Exercise directions:
Report the count of lines below that include "title", without any other text.

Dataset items
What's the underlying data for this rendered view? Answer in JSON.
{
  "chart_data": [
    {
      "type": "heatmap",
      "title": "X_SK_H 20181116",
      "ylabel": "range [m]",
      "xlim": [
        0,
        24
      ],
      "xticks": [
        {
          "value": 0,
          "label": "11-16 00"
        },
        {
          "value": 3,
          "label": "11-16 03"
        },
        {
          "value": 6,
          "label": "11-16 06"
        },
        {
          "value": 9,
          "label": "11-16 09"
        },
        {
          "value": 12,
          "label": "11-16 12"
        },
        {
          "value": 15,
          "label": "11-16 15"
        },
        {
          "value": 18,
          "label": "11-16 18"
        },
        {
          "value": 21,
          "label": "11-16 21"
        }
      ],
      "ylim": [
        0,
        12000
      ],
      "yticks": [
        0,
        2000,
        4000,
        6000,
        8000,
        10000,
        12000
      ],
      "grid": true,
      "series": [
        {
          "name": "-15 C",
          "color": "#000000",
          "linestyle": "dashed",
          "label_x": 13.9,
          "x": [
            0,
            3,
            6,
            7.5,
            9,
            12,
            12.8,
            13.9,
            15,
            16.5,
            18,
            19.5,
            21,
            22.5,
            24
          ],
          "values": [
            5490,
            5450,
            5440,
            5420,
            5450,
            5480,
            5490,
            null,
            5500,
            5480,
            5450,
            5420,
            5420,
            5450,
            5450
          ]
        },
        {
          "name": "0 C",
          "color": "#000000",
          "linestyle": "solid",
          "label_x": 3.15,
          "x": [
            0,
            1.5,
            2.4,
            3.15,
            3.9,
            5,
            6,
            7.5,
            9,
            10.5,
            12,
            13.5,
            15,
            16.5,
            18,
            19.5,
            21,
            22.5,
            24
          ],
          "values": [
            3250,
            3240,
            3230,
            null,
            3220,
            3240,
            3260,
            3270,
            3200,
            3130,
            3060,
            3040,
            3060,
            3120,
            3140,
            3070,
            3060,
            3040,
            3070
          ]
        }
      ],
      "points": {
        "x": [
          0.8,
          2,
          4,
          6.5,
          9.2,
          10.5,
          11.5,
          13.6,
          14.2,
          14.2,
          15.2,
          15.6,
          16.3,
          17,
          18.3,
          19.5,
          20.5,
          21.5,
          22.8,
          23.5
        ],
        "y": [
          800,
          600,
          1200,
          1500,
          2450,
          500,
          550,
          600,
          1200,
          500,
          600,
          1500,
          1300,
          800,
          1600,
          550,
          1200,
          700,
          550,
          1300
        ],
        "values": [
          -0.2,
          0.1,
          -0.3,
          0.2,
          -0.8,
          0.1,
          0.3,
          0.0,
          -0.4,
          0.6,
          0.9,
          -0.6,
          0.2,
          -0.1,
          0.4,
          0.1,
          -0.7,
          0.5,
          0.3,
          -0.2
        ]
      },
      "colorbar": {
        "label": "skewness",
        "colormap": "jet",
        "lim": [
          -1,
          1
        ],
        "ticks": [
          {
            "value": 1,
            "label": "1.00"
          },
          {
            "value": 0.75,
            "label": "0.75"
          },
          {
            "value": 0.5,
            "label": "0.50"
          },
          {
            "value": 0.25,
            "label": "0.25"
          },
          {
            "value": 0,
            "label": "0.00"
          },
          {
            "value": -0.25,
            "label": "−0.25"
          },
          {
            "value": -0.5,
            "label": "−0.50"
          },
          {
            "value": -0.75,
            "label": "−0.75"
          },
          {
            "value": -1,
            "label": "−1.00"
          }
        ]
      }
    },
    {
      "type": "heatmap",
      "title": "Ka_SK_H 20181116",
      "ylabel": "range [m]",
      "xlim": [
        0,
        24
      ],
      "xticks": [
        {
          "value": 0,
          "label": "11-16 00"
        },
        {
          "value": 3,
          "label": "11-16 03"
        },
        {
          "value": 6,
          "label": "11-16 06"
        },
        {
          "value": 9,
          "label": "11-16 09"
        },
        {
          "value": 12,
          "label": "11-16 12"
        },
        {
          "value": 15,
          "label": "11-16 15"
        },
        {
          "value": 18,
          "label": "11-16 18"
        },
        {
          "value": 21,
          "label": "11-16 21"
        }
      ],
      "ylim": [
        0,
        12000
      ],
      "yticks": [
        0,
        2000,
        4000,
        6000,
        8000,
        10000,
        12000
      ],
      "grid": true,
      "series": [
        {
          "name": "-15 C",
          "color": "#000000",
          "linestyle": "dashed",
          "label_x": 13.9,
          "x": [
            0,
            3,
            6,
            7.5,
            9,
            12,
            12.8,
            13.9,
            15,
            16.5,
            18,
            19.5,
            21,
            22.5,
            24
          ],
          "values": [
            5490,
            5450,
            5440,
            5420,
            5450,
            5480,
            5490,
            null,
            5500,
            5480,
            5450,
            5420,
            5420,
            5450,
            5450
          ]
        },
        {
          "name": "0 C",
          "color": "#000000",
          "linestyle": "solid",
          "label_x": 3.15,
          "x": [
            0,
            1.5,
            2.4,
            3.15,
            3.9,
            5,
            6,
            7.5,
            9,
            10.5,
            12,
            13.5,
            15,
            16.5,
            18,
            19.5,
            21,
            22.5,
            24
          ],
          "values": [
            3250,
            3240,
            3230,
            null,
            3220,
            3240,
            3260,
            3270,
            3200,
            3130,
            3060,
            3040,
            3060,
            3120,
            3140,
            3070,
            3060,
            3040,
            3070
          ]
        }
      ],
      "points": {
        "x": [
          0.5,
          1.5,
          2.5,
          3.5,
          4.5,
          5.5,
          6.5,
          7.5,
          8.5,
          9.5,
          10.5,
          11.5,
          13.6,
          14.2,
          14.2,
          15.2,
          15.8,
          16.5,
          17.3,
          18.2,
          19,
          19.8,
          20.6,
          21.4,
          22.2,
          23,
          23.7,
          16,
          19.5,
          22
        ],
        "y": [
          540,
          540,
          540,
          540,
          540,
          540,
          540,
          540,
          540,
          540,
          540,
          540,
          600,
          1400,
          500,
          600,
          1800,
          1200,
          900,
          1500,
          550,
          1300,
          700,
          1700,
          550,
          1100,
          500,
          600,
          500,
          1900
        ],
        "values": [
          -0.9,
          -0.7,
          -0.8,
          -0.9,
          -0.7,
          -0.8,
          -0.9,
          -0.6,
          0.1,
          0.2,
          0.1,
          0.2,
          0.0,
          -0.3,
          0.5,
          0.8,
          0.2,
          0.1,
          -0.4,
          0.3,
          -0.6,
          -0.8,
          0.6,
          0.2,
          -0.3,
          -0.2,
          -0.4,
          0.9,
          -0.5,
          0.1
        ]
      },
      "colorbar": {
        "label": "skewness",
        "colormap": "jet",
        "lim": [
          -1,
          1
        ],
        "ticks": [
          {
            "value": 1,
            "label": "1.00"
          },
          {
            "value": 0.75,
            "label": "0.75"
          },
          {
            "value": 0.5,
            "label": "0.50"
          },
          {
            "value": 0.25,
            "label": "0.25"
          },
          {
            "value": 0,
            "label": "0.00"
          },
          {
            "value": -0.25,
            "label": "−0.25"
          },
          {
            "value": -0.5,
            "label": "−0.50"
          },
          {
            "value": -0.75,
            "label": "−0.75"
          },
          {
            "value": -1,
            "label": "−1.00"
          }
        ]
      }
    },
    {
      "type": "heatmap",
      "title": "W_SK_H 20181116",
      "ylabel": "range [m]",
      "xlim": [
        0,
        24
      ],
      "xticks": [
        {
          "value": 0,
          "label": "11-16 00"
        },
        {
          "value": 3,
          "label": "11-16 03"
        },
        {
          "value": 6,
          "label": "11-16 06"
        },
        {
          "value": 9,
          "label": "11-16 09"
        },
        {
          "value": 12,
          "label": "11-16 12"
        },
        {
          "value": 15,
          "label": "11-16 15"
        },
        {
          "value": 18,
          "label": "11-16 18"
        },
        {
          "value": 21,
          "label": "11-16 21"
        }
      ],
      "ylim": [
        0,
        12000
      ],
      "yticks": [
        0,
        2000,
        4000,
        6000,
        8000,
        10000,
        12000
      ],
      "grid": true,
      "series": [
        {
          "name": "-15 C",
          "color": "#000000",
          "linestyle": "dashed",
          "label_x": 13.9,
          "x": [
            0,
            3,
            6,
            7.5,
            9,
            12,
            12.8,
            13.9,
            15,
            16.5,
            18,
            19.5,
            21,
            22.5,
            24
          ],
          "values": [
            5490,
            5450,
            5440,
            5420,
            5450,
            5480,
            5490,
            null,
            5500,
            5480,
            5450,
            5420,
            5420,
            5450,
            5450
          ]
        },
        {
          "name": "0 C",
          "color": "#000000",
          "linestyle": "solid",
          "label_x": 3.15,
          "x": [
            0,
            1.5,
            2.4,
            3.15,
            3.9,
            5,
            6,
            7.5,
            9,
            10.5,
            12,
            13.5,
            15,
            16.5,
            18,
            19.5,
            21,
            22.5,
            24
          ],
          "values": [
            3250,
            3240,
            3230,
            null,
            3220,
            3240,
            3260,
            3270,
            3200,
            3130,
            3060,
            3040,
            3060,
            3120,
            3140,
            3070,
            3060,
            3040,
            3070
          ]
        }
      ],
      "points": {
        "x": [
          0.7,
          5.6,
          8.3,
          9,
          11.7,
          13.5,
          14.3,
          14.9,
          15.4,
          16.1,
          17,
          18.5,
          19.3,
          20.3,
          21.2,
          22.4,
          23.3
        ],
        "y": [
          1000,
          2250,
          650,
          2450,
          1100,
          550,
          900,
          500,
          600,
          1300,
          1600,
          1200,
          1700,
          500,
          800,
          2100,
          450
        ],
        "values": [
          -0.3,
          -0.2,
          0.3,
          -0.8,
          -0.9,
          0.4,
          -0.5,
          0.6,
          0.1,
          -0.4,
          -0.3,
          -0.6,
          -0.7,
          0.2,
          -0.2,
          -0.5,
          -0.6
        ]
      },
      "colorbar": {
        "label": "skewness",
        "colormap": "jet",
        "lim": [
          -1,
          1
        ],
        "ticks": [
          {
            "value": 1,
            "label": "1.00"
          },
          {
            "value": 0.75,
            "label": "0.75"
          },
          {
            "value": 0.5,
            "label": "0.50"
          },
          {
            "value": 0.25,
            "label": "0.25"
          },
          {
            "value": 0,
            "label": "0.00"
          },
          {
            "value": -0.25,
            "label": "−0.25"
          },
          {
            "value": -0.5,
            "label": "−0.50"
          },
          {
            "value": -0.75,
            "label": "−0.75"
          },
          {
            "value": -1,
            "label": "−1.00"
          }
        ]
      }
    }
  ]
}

Exercise answer:
3